Task to complete:
Please transcribe the listing below in full and word for word, without its pictures.
-- BEGIN Task material --
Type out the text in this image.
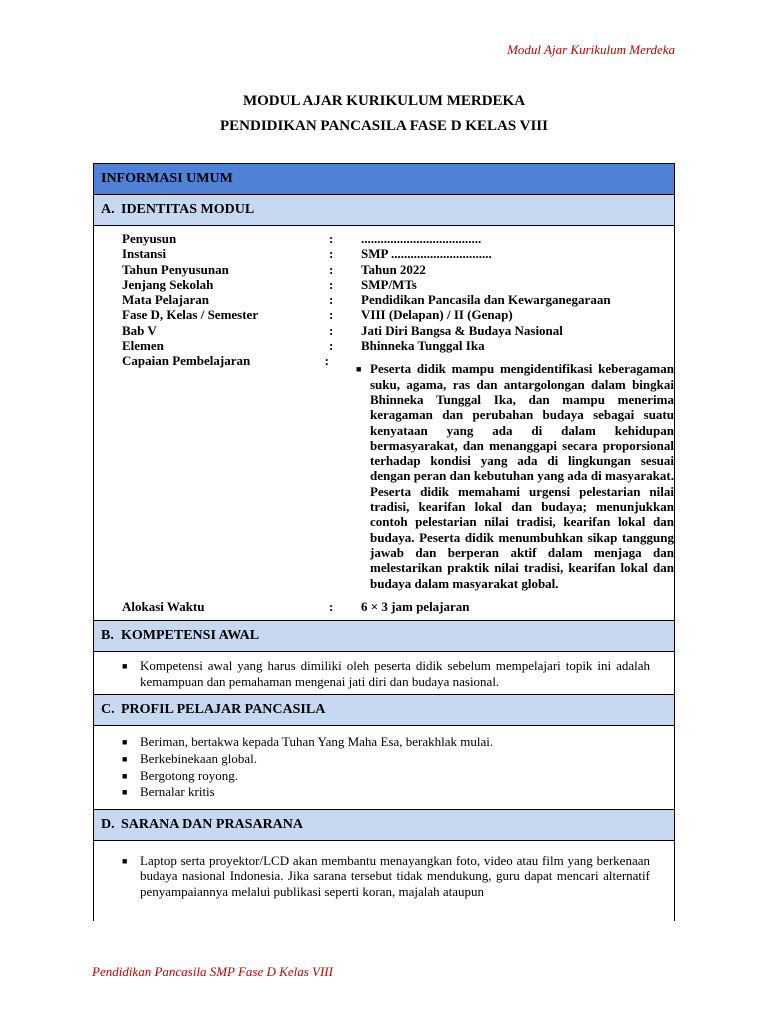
Modul Ajar Kurikulum Merdeka
MODUL AJAR KURIKULUM MERDEKA
PENDIDIKAN PANCASILA FASE D KELAS VIII
INFORMASI UMUM
A. IDENTITAS MODUL
Penyusun	:	.....................................
Instansi	:	SMP ...............................
Tahun Penyusunan	:	Tahun 2022
Jenjang Sekolah	:	SMP/MTs
Mata Pelajaran	:	Pendidikan Pancasila dan Kewarganegaraan
Fase D, Kelas / Semester	:	VIII (Delapan) / II (Genap)
Bab V	:	Jati Diri Bangsa & Budaya Nasional
Elemen	:	Bhinneka Tunggal Ika
Capaian Pembelajaran	:
■ Peserta didik mampu mengidentifikasi keberagaman suku, agama, ras dan antargolongan dalam bingkai Bhinneka Tunggal Ika, dan mampu menerima keragaman dan perubahan budaya sebagai suatu kenyataan yang ada di dalam kehidupan bermasyarakat, dan menanggapi secara proporsional terhadap kondisi yang ada di lingkungan sesuai dengan peran dan kebutuhan yang ada di masyarakat. Peserta didik memahami urgensi pelestarian nilai tradisi, kearifan lokal dan budaya; menunjukkan contoh pelestarian nilai tradisi, kearifan lokal dan budaya. Peserta didik menumbuhkan sikap tanggung jawab dan berperan aktif dalam menjaga dan melestarikan praktik nilai tradisi, kearifan lokal dan budaya dalam masyarakat global.
Alokasi Waktu	:	6 × 3 jam pelajaran
B. KOMPETENSI AWAL
■ Kompetensi awal yang harus dimiliki oleh peserta didik sebelum mempelajari topik ini adalah kemampuan dan pemahaman mengenai jati diri dan budaya nasional.
C. PROFIL PELAJAR PANCASILA
■ Beriman, bertakwa kepada Tuhan Yang Maha Esa, berakhlak mulai.
■ Berkebinekaan global.
■ Bergotong royong.
■ Bernalar kritis
D. SARANA DAN PRASARANA
■ Laptop serta proyektor/LCD akan membantu menayangkan foto, video atau film yang berkenaan budaya nasional Indonesia. Jika sarana tersebut tidak mendukung, guru dapat mencari alternatif penyampaiannya melalui publikasi seperti koran, majalah ataupun
Pendidikan Pancasila SMP Fase D Kelas VIII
-- END Task material --
Correct response:
Type out the text in this image.
Modul Ajar Kurikulum Merdeka
MODUL AJAR KURIKULUM MERDEKA
PENDIDIKAN PANCASILA FASE D KELAS VIII
INFORMASI UMUM
A. IDENTITAS MODUL
Penyusun	:	.....................................
Instansi	:	SMP ...............................
Tahun Penyusunan	:	Tahun 2022
Jenjang Sekolah	:	SMP/MTs
Mata Pelajaran	:	Pendidikan Pancasila dan Kewarganegaraan
Fase D, Kelas / Semester	:	VIII (Delapan) / II (Genap)
Bab V	:	Jati Diri Bangsa & Budaya Nasional
Elemen	:	Bhinneka Tunggal Ika
Capaian Pembelajaran	:
■ Peserta didik mampu mengidentifikasi keberagaman suku, agama, ras dan antargolongan dalam bingkai Bhinneka Tunggal Ika, dan mampu menerima keragaman dan perubahan budaya sebagai suatu kenyataan yang ada di dalam kehidupan bermasyarakat, dan menanggapi secara proporsional terhadap kondisi yang ada di lingkungan sesuai dengan peran dan kebutuhan yang ada di masyarakat. Peserta didik memahami urgensi pelestarian nilai tradisi, kearifan lokal dan budaya; menunjukkan contoh pelestarian nilai tradisi, kearifan lokal dan budaya. Peserta didik menumbuhkan sikap tanggung jawab dan berperan aktif dalam menjaga dan melestarikan praktik nilai tradisi, kearifan lokal dan budaya dalam masyarakat global.
Alokasi Waktu	:	6 × 3 jam pelajaran
B. KOMPETENSI AWAL
■ Kompetensi awal yang harus dimiliki oleh peserta didik sebelum mempelajari topik ini adalah kemampuan dan pemahaman mengenai jati diri dan budaya nasional.
C. PROFIL PELAJAR PANCASILA
■ Beriman, bertakwa kepada Tuhan Yang Maha Esa, berakhlak mulai.
■ Berkebinekaan global.
■ Bergotong royong.
■ Bernalar kritis
D. SARANA DAN PRASARANA
■ Laptop serta proyektor/LCD akan membantu menayangkan foto, video atau film yang berkenaan budaya nasional Indonesia. Jika sarana tersebut tidak mendukung, guru dapat mencari alternatif penyampaiannya melalui publikasi seperti koran, majalah ataupun
Pendidikan Pancasila SMP Fase D Kelas VIII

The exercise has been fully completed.